REQUIRED TASK: Quote the data below in full, please, without altering anything.
* START MATERIAL FOR THE TASK *
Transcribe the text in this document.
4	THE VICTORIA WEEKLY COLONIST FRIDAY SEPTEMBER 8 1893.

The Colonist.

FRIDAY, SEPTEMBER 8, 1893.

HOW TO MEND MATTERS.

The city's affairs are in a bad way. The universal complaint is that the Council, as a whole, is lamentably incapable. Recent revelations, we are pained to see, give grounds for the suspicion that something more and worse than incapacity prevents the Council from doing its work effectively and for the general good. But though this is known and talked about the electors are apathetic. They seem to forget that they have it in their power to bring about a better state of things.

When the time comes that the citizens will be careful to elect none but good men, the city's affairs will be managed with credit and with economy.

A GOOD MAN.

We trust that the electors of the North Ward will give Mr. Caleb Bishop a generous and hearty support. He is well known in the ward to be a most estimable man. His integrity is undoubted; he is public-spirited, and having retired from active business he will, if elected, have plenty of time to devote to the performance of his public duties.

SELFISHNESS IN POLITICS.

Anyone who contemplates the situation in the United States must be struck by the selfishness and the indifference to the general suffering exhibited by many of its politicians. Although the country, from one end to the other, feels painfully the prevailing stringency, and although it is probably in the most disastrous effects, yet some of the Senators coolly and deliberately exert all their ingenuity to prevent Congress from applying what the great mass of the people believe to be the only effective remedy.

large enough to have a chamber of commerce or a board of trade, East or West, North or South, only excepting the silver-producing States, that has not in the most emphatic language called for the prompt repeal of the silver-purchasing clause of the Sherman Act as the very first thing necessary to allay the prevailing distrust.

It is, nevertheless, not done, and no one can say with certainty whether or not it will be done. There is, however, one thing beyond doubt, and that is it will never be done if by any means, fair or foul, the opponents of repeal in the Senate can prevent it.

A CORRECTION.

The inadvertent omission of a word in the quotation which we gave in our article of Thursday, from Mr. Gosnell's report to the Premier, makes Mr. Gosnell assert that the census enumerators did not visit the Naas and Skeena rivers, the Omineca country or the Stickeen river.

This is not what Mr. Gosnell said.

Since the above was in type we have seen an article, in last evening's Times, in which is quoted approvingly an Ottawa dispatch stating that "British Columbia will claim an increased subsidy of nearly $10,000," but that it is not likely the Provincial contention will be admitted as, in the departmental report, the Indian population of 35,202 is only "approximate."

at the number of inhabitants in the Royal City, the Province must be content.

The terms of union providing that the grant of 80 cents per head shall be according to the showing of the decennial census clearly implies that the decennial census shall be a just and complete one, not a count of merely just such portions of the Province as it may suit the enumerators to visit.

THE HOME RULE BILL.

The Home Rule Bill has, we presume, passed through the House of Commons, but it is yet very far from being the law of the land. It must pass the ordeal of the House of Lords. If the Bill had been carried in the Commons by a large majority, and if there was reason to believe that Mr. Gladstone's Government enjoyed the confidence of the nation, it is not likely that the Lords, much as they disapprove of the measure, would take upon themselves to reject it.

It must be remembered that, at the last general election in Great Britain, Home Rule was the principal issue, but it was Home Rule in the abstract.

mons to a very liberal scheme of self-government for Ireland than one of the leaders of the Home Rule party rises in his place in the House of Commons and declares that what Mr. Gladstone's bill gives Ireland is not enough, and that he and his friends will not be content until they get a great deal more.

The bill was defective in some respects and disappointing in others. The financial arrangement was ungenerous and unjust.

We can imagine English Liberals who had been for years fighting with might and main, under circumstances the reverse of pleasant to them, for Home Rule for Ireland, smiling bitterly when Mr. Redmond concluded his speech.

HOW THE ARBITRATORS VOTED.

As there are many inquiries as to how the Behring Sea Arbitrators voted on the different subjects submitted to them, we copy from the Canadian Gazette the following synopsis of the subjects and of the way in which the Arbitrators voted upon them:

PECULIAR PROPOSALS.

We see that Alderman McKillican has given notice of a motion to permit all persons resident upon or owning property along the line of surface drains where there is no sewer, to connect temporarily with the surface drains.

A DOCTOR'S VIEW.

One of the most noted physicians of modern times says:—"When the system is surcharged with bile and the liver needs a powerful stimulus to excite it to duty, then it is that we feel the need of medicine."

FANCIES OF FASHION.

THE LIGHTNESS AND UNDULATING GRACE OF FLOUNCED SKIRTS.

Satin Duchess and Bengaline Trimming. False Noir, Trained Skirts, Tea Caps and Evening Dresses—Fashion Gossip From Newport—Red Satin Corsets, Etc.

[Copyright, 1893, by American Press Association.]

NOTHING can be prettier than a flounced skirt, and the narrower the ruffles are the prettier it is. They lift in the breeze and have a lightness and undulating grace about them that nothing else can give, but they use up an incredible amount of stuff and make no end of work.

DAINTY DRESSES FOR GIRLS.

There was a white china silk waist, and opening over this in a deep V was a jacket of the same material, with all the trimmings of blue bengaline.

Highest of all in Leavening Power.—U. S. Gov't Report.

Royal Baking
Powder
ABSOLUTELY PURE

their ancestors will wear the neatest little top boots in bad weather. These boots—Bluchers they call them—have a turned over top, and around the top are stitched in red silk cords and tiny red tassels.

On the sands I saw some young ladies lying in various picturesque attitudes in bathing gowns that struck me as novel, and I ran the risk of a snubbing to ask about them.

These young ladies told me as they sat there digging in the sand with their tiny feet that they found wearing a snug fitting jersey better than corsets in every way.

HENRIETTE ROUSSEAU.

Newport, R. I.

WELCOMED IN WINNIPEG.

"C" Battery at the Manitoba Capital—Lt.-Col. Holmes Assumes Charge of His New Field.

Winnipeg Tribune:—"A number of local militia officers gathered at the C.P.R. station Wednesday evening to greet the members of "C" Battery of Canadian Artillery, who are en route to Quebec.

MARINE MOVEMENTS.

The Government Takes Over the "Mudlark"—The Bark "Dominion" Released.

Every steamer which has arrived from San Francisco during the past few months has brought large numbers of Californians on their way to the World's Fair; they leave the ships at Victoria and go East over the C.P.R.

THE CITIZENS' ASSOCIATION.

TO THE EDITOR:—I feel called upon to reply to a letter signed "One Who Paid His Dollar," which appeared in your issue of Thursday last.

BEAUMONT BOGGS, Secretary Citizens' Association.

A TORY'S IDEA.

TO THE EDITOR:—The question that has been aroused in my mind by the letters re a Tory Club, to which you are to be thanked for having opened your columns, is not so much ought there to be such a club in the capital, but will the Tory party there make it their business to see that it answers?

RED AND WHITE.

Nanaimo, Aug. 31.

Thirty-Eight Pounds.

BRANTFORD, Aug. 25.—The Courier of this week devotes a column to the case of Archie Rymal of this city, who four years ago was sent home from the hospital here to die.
* END MATERIAL FOR THE TASK *
ANSWER TO THIS EXERCISE:
Transcribe the text in this document.
4	THE VICTORIA WEEKLY COLONIST FRIDAY SEPTEMBER 8 1893.

The Colonist.

FRIDAY, SEPTEMBER 8, 1893.

HOW TO MEND MATTERS.

The city's affairs are in a bad way. The universal complaint is that the Council, as a whole, is lamentably incapable. Recent revelations, we are pained to see, give grounds for the suspicion that something more and worse than incapacity prevents the Council from doing its work effectively and for the general good. But though this is known and talked about the electors are apathetic. They seem to forget that they have it in their power to bring about a better state of things.

When the time comes that the citizens will be careful to elect none but good men, the city's affairs will be managed with credit and with economy.

A GOOD MAN.

We trust that the electors of the North Ward will give Mr. Caleb Bishop a generous and hearty support. He is well known in the ward to be a most estimable man. His integrity is undoubted; he is public-spirited, and having retired from active business he will, if elected, have plenty of time to devote to the performance of his public duties.

SELFISHNESS IN POLITICS.

Anyone who contemplates the situation in the United States must be struck by the selfishness and the indifference to the general suffering exhibited by many of its politicians. Although the country, from one end to the other, feels painfully the prevailing stringency, and although it is probably in the most disastrous effects, yet some of the Senators coolly and deliberately exert all their ingenuity to prevent Congress from applying what the great mass of the people believe to be the only effective remedy.

large enough to have a chamber of commerce or a board of trade, East or West, North or South, only excepting the silver-producing States, that has not in the most emphatic language called for the prompt repeal of the silver-purchasing clause of the Sherman Act as the very first thing necessary to allay the prevailing distrust.

It is, nevertheless, not done, and no one can say with certainty whether or not it will be done. There is, however, one thing beyond doubt, and that is it will never be done if by any means, fair or foul, the opponents of repeal in the Senate can prevent it.

A CORRECTION.

The inadvertent omission of a word in the quotation which we gave in our article of Thursday, from Mr. Gosnell's report to the Premier, makes Mr. Gosnell assert that the census enumerators did not visit the Naas and Skeena rivers, the Omineca country or the Stickeen river.

This is not what Mr. Gosnell said.

Since the above was in type we have seen an article, in last evening's Times, in which is quoted approvingly an Ottawa dispatch stating that "British Columbia will claim an increased subsidy of nearly $10,000," but that it is not likely the Provincial contention will be admitted as, in the departmental report, the Indian population of 35,202 is only "approximate."

at the number of inhabitants in the Royal City, the Province must be content.

The terms of union providing that the grant of 80 cents per head shall be according to the showing of the decennial census clearly implies that the decennial census shall be a just and complete one, not a count of merely just such portions of the Province as it may suit the enumerators to visit.

THE HOME RULE BILL.

The Home Rule Bill has, we presume, passed through the House of Commons, but it is yet very far from being the law of the land. It must pass the ordeal of the House of Lords. If the Bill had been carried in the Commons by a large majority, and if there was reason to believe that Mr. Gladstone's Government enjoyed the confidence of the nation, it is not likely that the Lords, much as they disapprove of the measure, would take upon themselves to reject it.

It must be remembered that, at the last general election in Great Britain, Home Rule was the principal issue, but it was Home Rule in the abstract.

mons to a very liberal scheme of self-government for Ireland than one of the leaders of the Home Rule party rises in his place in the House of Commons and declares that what Mr. Gladstone's bill gives Ireland is not enough, and that he and his friends will not be content until they get a great deal more.

The bill was defective in some respects and disappointing in others. The financial arrangement was ungenerous and unjust.

We can imagine English Liberals who had been for years fighting with might and main, under circumstances the reverse of pleasant to them, for Home Rule for Ireland, smiling bitterly when Mr. Redmond concluded his speech.

HOW THE ARBITRATORS VOTED.

As there are many inquiries as to how the Behring Sea Arbitrators voted on the different subjects submitted to them, we copy from the Canadian Gazette the following synopsis of the subjects and of the way in which the Arbitrators voted upon them:

PECULIAR PROPOSALS.

We see that Alderman McKillican has given notice of a motion to permit all persons resident upon or owning property along the line of surface drains where there is no sewer, to connect temporarily with the surface drains.

A DOCTOR'S VIEW.

One of the most noted physicians of modern times says:—"When the system is surcharged with bile and the liver needs a powerful stimulus to excite it to duty, then it is that we feel the need of medicine."

FANCIES OF FASHION.

THE LIGHTNESS AND UNDULATING GRACE OF FLOUNCED SKIRTS.

Satin Duchess and Bengaline Trimming. False Noir, Trained Skirts, Tea Caps and Evening Dresses—Fashion Gossip From Newport—Red Satin Corsets, Etc.

[Copyright, 1893, by American Press Association.]

NOTHING can be prettier than a flounced skirt, and the narrower the ruffles are the prettier it is. They lift in the breeze and have a lightness and undulating grace about them that nothing else can give, but they use up an incredible amount of stuff and make no end of work.

DAINTY DRESSES FOR GIRLS.

There was a white china silk waist, and opening over this in a deep V was a jacket of the same material, with all the trimmings of blue bengaline.

Highest of all in Leavening Power.—U. S. Gov't Report.

Royal Baking
Powder
ABSOLUTELY PURE

their ancestors will wear the neatest little top boots in bad weather. These boots—Bluchers they call them—have a turned over top, and around the top are stitched in red silk cords and tiny red tassels.

On the sands I saw some young ladies lying in various picturesque attitudes in bathing gowns that struck me as novel, and I ran the risk of a snubbing to ask about them.

These young ladies told me as they sat there digging in the sand with their tiny feet that they found wearing a snug fitting jersey better than corsets in every way.

HENRIETTE ROUSSEAU.

Newport, R. I.

WELCOMED IN WINNIPEG.

"C" Battery at the Manitoba Capital—Lt.-Col. Holmes Assumes Charge of His New Field.

Winnipeg Tribune:—"A number of local militia officers gathered at the C.P.R. station Wednesday evening to greet the members of "C" Battery of Canadian Artillery, who are en route to Quebec.

MARINE MOVEMENTS.

The Government Takes Over the "Mudlark"—The Bark "Dominion" Released.

Every steamer which has arrived from San Francisco during the past few months has brought large numbers of Californians on their way to the World's Fair; they leave the ships at Victoria and go East over the C.P.R.

THE CITIZENS' ASSOCIATION.

TO THE EDITOR:—I feel called upon to reply to a letter signed "One Who Paid His Dollar," which appeared in your issue of Thursday last.

BEAUMONT BOGGS, Secretary Citizens' Association.

A TORY'S IDEA.

TO THE EDITOR:—The question that has been aroused in my mind by the letters re a Tory Club, to which you are to be thanked for having opened your columns, is not so much ought there to be such a club in the capital, but will the Tory party there make it their business to see that it answers?

RED AND WHITE.

Nanaimo, Aug. 31.

Thirty-Eight Pounds.

BRANTFORD, Aug. 25.—The Courier of this week devotes a column to the case of Archie Rymal of this city, who four years ago was sent home from the hospital here to die.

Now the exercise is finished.